Locate all lines in the data below that hold "археологических" and show them.

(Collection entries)
━━━━━━━━━━━━━━━━━━━━━━━━━━━━━━

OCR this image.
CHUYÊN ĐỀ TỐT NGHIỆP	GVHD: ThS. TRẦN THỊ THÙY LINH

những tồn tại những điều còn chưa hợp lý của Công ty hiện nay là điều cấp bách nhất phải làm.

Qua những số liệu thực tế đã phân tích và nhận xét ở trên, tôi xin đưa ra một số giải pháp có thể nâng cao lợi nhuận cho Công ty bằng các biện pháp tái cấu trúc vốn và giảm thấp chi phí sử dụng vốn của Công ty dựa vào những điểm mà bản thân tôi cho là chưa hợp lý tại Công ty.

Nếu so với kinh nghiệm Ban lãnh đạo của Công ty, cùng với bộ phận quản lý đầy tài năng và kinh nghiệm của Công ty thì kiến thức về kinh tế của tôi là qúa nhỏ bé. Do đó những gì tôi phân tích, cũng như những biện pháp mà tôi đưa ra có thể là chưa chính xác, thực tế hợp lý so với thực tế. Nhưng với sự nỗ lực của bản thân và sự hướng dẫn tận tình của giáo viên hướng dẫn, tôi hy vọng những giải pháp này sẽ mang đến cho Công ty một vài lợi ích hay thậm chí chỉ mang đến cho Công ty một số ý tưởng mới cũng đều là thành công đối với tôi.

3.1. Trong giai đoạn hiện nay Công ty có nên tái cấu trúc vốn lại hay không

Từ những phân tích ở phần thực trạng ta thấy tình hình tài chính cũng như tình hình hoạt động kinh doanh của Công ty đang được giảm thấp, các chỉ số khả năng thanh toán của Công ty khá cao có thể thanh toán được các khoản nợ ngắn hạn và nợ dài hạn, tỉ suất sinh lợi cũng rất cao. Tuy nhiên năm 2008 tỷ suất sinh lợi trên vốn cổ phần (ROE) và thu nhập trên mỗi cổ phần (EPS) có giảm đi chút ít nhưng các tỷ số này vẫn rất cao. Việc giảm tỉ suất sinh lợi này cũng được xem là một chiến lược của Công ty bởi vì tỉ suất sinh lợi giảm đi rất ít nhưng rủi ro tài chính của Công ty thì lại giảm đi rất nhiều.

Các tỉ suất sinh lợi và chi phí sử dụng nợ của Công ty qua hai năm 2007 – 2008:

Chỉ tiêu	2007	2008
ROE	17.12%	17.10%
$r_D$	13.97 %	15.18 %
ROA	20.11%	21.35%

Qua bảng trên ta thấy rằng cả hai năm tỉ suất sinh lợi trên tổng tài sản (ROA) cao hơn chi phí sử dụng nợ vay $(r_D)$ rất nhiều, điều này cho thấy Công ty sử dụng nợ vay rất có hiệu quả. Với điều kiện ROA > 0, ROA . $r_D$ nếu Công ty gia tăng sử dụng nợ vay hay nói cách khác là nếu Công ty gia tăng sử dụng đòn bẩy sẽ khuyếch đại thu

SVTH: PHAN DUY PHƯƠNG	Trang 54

━━━━━━━━━━━━━━━━━━━━━━━━━━━━━━

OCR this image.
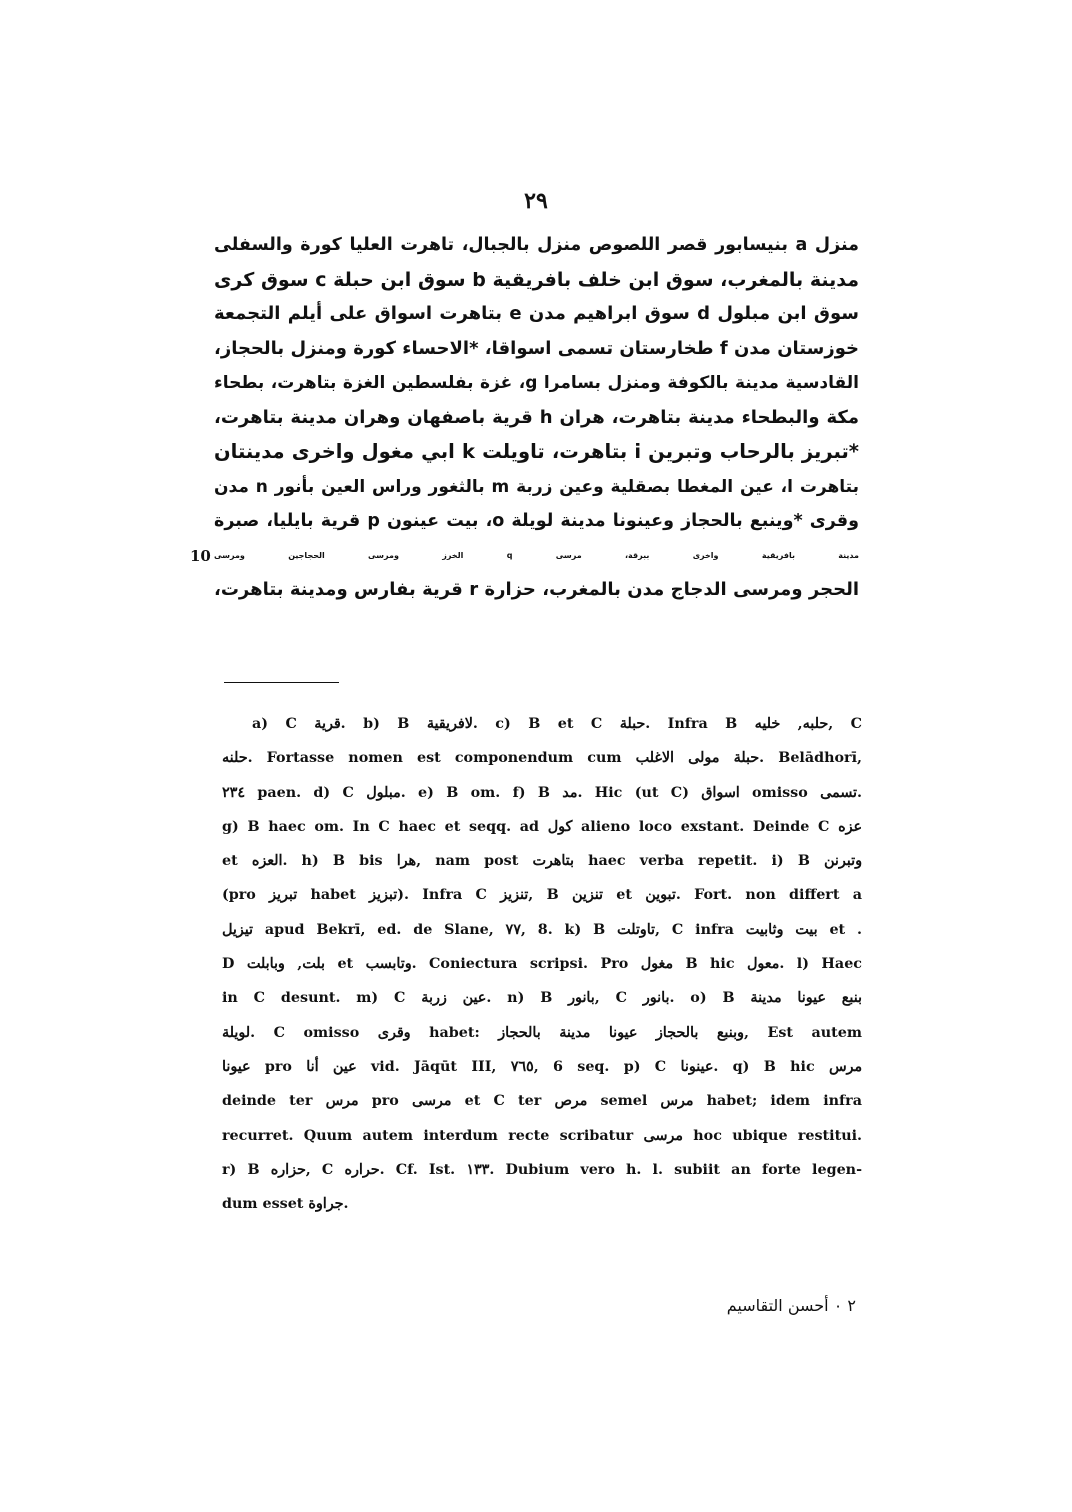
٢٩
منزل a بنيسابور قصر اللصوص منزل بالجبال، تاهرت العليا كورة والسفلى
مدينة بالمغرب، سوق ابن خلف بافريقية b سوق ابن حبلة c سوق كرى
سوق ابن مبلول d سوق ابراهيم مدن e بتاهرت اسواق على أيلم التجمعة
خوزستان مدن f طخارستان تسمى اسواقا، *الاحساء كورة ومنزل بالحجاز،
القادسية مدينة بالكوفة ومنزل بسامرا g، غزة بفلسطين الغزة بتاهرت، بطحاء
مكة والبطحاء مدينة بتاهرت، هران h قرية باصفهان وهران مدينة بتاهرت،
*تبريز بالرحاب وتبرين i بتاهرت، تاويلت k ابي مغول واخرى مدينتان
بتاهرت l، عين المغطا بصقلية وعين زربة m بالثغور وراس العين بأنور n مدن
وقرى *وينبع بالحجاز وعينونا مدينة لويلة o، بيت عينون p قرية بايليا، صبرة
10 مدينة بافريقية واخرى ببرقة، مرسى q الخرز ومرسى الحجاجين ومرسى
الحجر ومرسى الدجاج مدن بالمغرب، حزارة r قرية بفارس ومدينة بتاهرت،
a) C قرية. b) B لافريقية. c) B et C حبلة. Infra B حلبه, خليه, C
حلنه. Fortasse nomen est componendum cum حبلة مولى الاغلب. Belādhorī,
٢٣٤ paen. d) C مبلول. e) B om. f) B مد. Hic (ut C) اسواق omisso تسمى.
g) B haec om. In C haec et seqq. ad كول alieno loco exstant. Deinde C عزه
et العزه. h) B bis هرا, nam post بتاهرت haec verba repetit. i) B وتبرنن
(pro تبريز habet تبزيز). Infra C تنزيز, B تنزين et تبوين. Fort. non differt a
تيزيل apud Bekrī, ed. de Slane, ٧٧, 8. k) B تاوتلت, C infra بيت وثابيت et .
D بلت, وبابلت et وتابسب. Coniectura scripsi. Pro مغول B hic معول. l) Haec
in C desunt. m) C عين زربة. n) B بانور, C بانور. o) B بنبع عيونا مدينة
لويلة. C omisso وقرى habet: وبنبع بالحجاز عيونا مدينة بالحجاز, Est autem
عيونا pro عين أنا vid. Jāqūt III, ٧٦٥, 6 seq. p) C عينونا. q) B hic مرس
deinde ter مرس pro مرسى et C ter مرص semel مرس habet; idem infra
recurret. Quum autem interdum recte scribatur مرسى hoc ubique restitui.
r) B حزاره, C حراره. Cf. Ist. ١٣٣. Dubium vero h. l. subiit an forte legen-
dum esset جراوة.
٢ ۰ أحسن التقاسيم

━━━━━━━━━━━━━━━━━━━━━━━━━━━━━━

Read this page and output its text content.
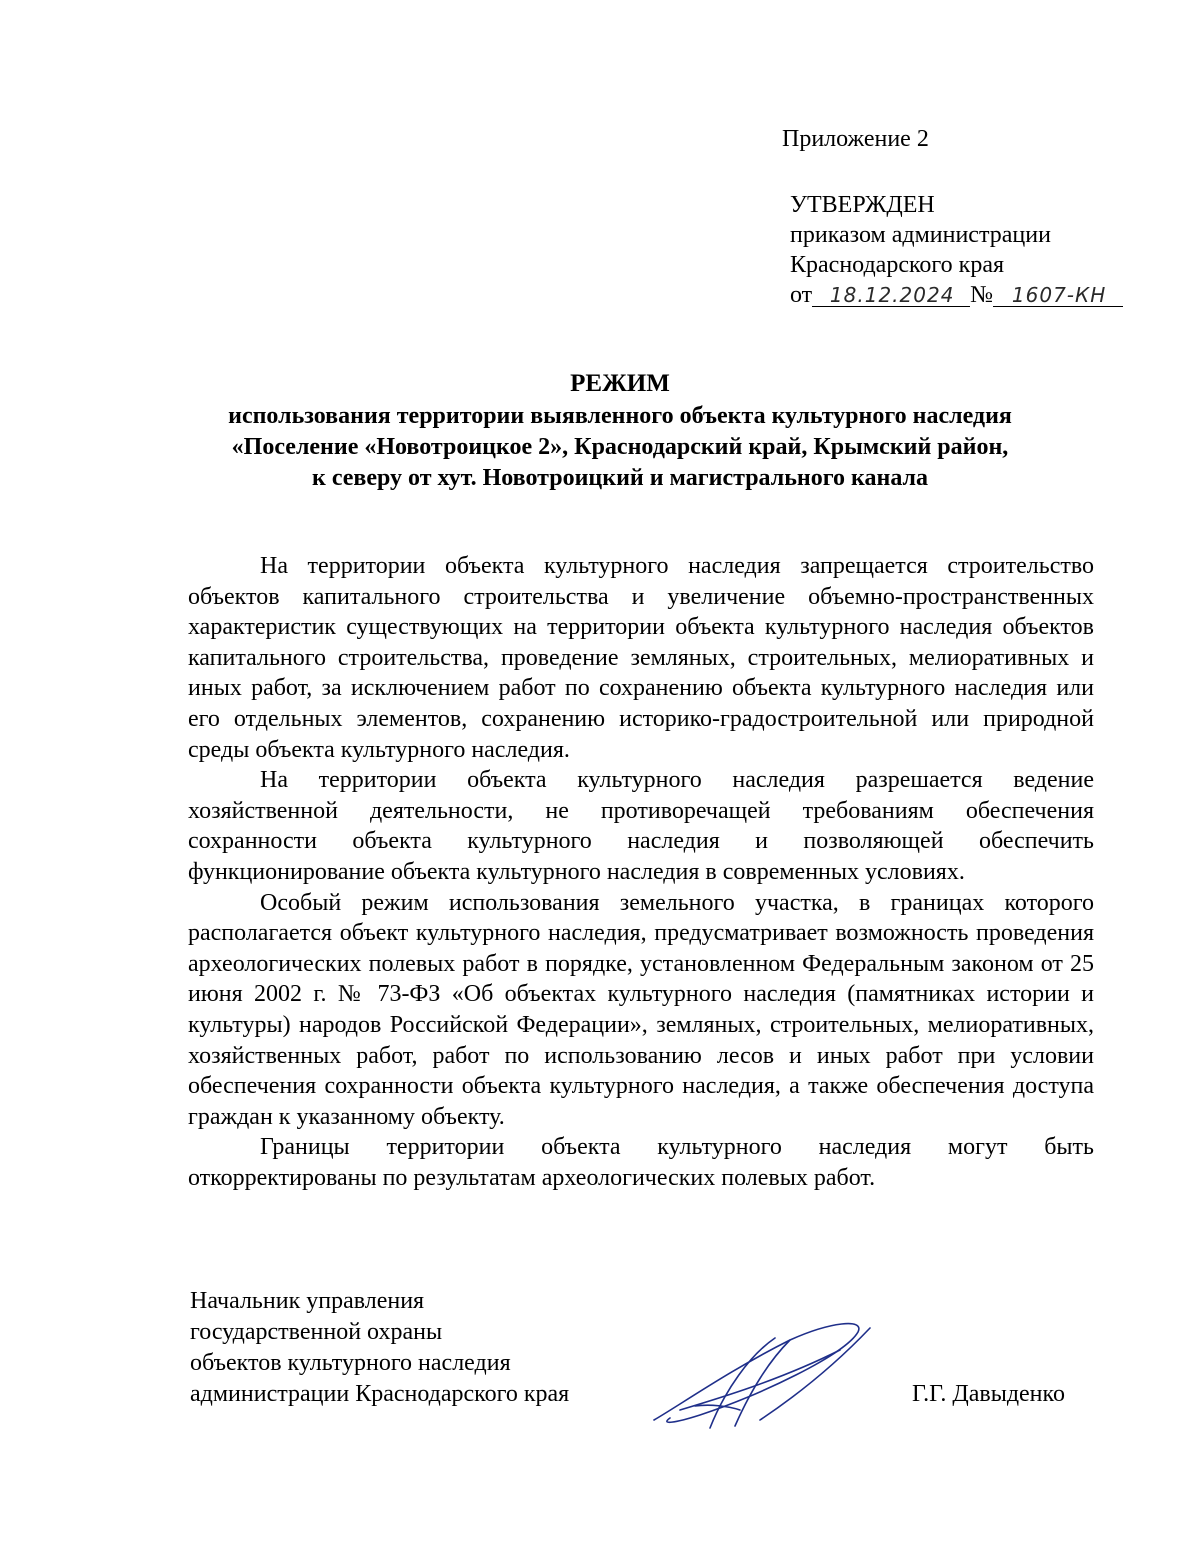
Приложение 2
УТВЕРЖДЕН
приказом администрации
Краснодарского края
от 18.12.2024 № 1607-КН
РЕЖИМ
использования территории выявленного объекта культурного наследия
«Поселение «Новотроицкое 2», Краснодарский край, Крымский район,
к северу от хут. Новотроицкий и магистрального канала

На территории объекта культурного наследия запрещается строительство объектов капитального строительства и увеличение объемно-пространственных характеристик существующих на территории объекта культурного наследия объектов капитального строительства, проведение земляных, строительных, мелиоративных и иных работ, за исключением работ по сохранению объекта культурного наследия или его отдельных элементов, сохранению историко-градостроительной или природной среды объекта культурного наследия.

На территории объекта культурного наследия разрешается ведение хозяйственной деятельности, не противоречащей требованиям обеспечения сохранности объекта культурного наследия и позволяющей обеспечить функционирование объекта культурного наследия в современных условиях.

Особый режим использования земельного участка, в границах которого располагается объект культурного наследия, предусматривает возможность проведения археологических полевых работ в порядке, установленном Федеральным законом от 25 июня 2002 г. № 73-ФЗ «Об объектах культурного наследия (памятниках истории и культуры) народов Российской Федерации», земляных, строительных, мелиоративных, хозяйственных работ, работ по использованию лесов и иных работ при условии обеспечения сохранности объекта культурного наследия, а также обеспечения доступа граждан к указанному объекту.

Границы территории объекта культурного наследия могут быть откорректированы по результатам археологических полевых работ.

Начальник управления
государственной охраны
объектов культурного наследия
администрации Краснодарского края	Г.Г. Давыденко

━━━━━━━━━━━━━━━━━━━━━━━━━━━━━━

Written response »
Особый режим использования земельного участка, в границах которого располагается объект культурного наследия, предусматривает возможность проведения археологических полевых работ в порядке, установленном Федеральным законом от 25 июня 2002 г. № 73-ФЗ «Об объектах культурного наследия (памятниках истории и культуры) народов Российской Федерации», земляных, строительных, мелиоративных, хозяйственных работ, работ по использованию лесов и иных работ при условии обеспечения сохранности объекта культурного наследия, а также обеспечения доступа граждан к указанному объекту.
Границы территории объекта культурного наследия могут быть откорректированы по результатам археологических полевых работ.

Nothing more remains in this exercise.